### What is needed
Extract the text of each entry below exactly, leaving every image behind.

══════

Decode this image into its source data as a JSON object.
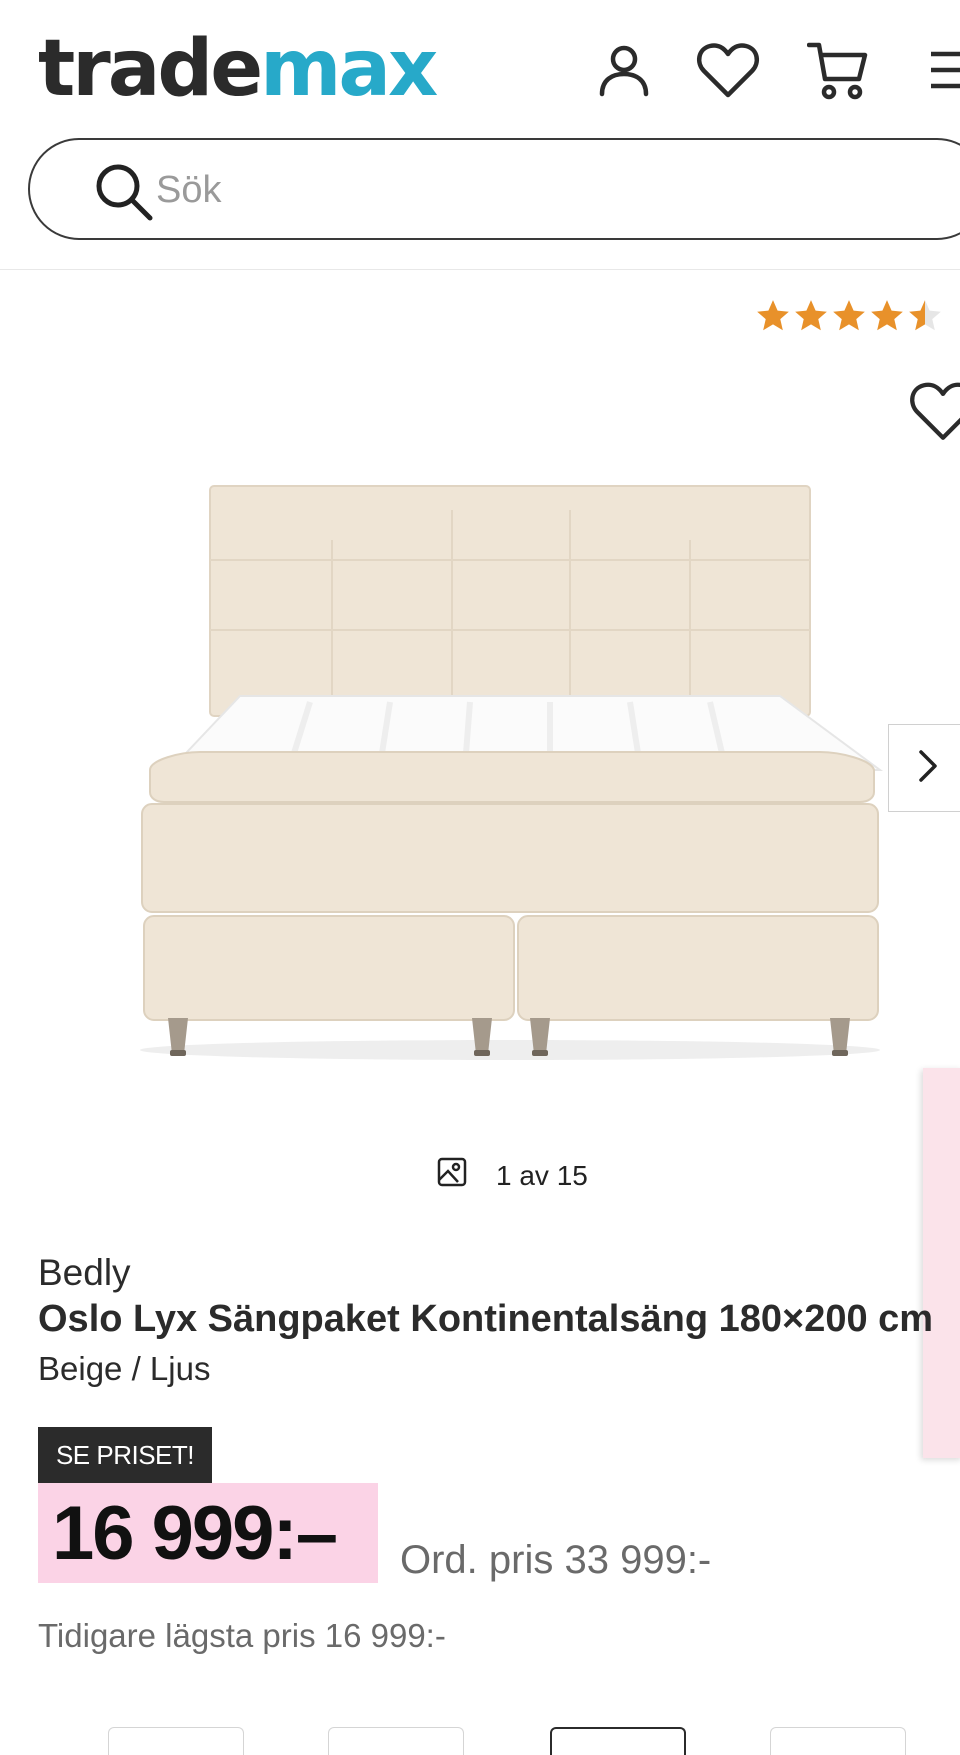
{
  "header": {
    "logo_part1": "trade",
    "logo_part2": "max",
    "icons": [
      "user-icon",
      "heart-icon",
      "cart-icon",
      "menu-icon"
    ]
  },
  "search": {
    "placeholder": "Sök"
  },
  "rating": {
    "stars": 4.5,
    "max": 5,
    "count_text": "("
  },
  "gallery": {
    "counter": "1 av 15"
  },
  "product": {
    "brand": "Bedly",
    "title": "Oslo Lyx Sängpaket Kontinentalsäng 180×200 cm",
    "variant": "Beige / Ljus",
    "badge": "SE PRISET!",
    "price": "16 999:–",
    "ordinary_price": "Ord. pris 33 999:-",
    "lowest_price": "Tidigare lägsta pris 16 999:-"
  },
  "colors": {
    "brand_dark": "#2b2b2b",
    "brand_accent": "#27a9c9",
    "price_bg": "#fbd3e6",
    "star": "#e8912a"
  }
}
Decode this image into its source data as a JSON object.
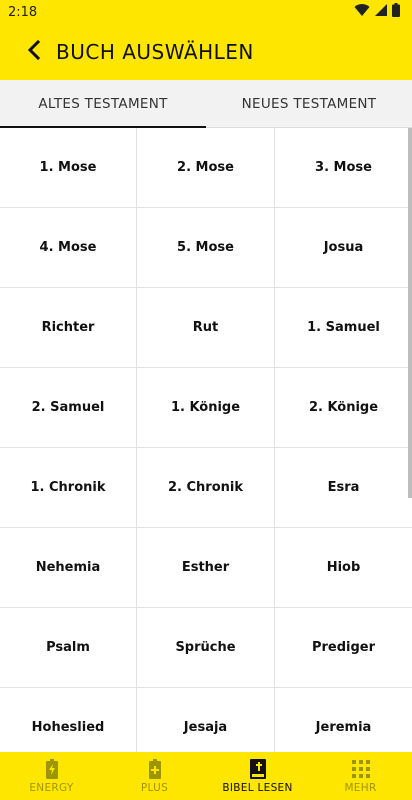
{
  "status": {
    "time": "2:18"
  },
  "header": {
    "title": "BUCH AUSWÄHLEN"
  },
  "tabs": [
    {
      "label": "ALTES TESTAMENT",
      "active": true
    },
    {
      "label": "NEUES TESTAMENT",
      "active": false
    }
  ],
  "books": [
    "1. Mose",
    "2. Mose",
    "3. Mose",
    "4. Mose",
    "5. Mose",
    "Josua",
    "Richter",
    "Rut",
    "1. Samuel",
    "2. Samuel",
    "1. Könige",
    "2. Könige",
    "1. Chronik",
    "2. Chronik",
    "Esra",
    "Nehemia",
    "Esther",
    "Hiob",
    "Psalm",
    "Sprüche",
    "Prediger",
    "Hoheslied",
    "Jesaja",
    "Jeremia"
  ],
  "nav": [
    {
      "label": "ENERGY",
      "icon": "battery-bolt-icon",
      "active": false
    },
    {
      "label": "PLUS",
      "icon": "battery-plus-icon",
      "active": false
    },
    {
      "label": "BIBEL LESEN",
      "icon": "bible-icon",
      "active": true
    },
    {
      "label": "MEHR",
      "icon": "grid-dots-icon",
      "active": false
    }
  ],
  "colors": {
    "accent": "#ffe600",
    "inactive_nav": "#9e9600"
  }
}
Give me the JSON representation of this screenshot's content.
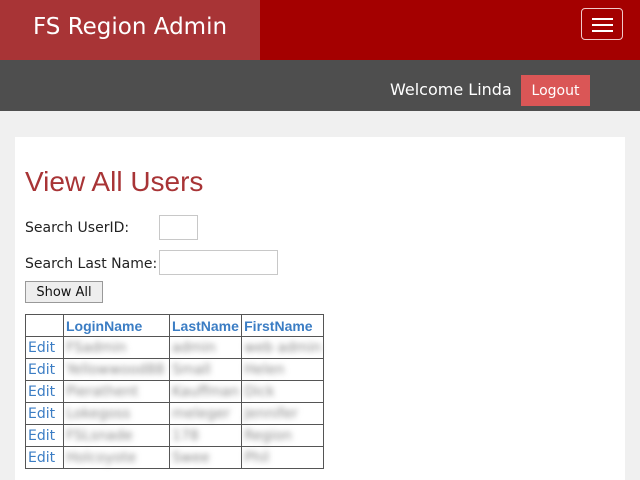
{
  "header": {
    "brand": "FS Region Admin",
    "menu_icon": "hamburger-icon",
    "accent_color": "#a40000"
  },
  "userbar": {
    "welcome": "Welcome Linda",
    "logout_label": "Logout"
  },
  "main": {
    "title": "View All Users",
    "search_userid_label": "Search UserID:",
    "search_userid_value": "",
    "search_lastname_label": "Search Last Name:",
    "search_lastname_value": "",
    "show_all_label": "Show All",
    "table": {
      "columns": [
        "",
        "LoginName",
        "LastName",
        "FirstName"
      ],
      "rows": [
        {
          "edit": "Edit",
          "login": "FSadmin",
          "last": "admin",
          "first": "web admin"
        },
        {
          "edit": "Edit",
          "login": "Yellowwood88",
          "last": "Small",
          "first": "Helen"
        },
        {
          "edit": "Edit",
          "login": "Pierathent",
          "last": "Kauffman",
          "first": "Dick"
        },
        {
          "edit": "Edit",
          "login": "Lokegoss",
          "last": "meleger",
          "first": "Jennifer"
        },
        {
          "edit": "Edit",
          "login": "FSLsnade",
          "last": "178",
          "first": "Region"
        },
        {
          "edit": "Edit",
          "login": "Holcoyote",
          "last": "Swee",
          "first": "Phil"
        }
      ]
    }
  }
}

══════

### Result for this task
Decode this image into its source data as a JSON object.
{
  "header": {
    "logo_part1": "trade",
    "logo_part2": "max",
    "icons": [
      "user-icon",
      "heart-icon",
      "cart-icon",
      "menu-icon"
    ]
  },
  "search": {
    "placeholder": "Sök"
  },
  "rating": {
    "stars": 4.5,
    "max": 5,
    "count_text": "("
  },
  "gallery": {
    "counter": "1 av 15"
  },
  "product": {
    "brand": "Bedly",
    "title": "Oslo Lyx Sängpaket Kontinentalsäng 180×200 cm",
    "variant": "Beige / Ljus",
    "badge": "SE PRISET!",
    "price": "16 999:–",
    "ordinary_price": "Ord. pris 33 999:-",
    "lowest_price": "Tidigare lägsta pris 16 999:-"
  },
  "colors": {
    "brand_dark": "#2b2b2b",
    "brand_accent": "#27a9c9",
    "price_bg": "#fbd3e6",
    "star": "#e8912a"
  }
}
Decode this image into its source data as a JSON object.
{
  "status": {
    "time": "2:18"
  },
  "header": {
    "title": "BUCH AUSWÄHLEN"
  },
  "tabs": [
    {
      "label": "ALTES TESTAMENT",
      "active": true
    },
    {
      "label": "NEUES TESTAMENT",
      "active": false
    }
  ],
  "books": [
    "1. Mose",
    "2. Mose",
    "3. Mose",
    "4. Mose",
    "5. Mose",
    "Josua",
    "Richter",
    "Rut",
    "1. Samuel",
    "2. Samuel",
    "1. Könige",
    "2. Könige",
    "1. Chronik",
    "2. Chronik",
    "Esra",
    "Nehemia",
    "Esther",
    "Hiob",
    "Psalm",
    "Sprüche",
    "Prediger",
    "Hoheslied",
    "Jesaja",
    "Jeremia"
  ],
  "nav": [
    {
      "label": "ENERGY",
      "icon": "battery-bolt-icon",
      "active": false
    },
    {
      "label": "PLUS",
      "icon": "battery-plus-icon",
      "active": false
    },
    {
      "label": "BIBEL LESEN",
      "icon": "bible-icon",
      "active": true
    },
    {
      "label": "MEHR",
      "icon": "grid-dots-icon",
      "active": false
    }
  ],
  "colors": {
    "accent": "#ffe600",
    "inactive_nav": "#9e9600"
  }
}
Give me the JSON representation of this screenshot's content.
{
  "header": {
    "brand": "FS Region Admin",
    "menu_icon": "hamburger-icon",
    "accent_color": "#a40000"
  },
  "userbar": {
    "welcome": "Welcome Linda",
    "logout_label": "Logout"
  },
  "main": {
    "title": "View All Users",
    "search_userid_label": "Search UserID:",
    "search_userid_value": "",
    "search_lastname_label": "Search Last Name:",
    "search_lastname_value": "",
    "show_all_label": "Show All",
    "table": {
      "columns": [
        "",
        "LoginName",
        "LastName",
        "FirstName"
      ],
      "rows": [
        {
          "edit": "Edit",
          "login": "FSadmin",
          "last": "admin",
          "first": "web admin"
        },
        {
          "edit": "Edit",
          "login": "Yellowwood88",
          "last": "Small",
          "first": "Helen"
        },
        {
          "edit": "Edit",
          "login": "Pierathent",
          "last": "Kauffman",
          "first": "Dick"
        },
        {
          "edit": "Edit",
          "login": "Lokegoss",
          "last": "meleger",
          "first": "Jennifer"
        },
        {
          "edit": "Edit",
          "login": "FSLsnade",
          "last": "178",
          "first": "Region"
        },
        {
          "edit": "Edit",
          "login": "Holcoyote",
          "last": "Swee",
          "first": "Phil"
        }
      ]
    }
  }
}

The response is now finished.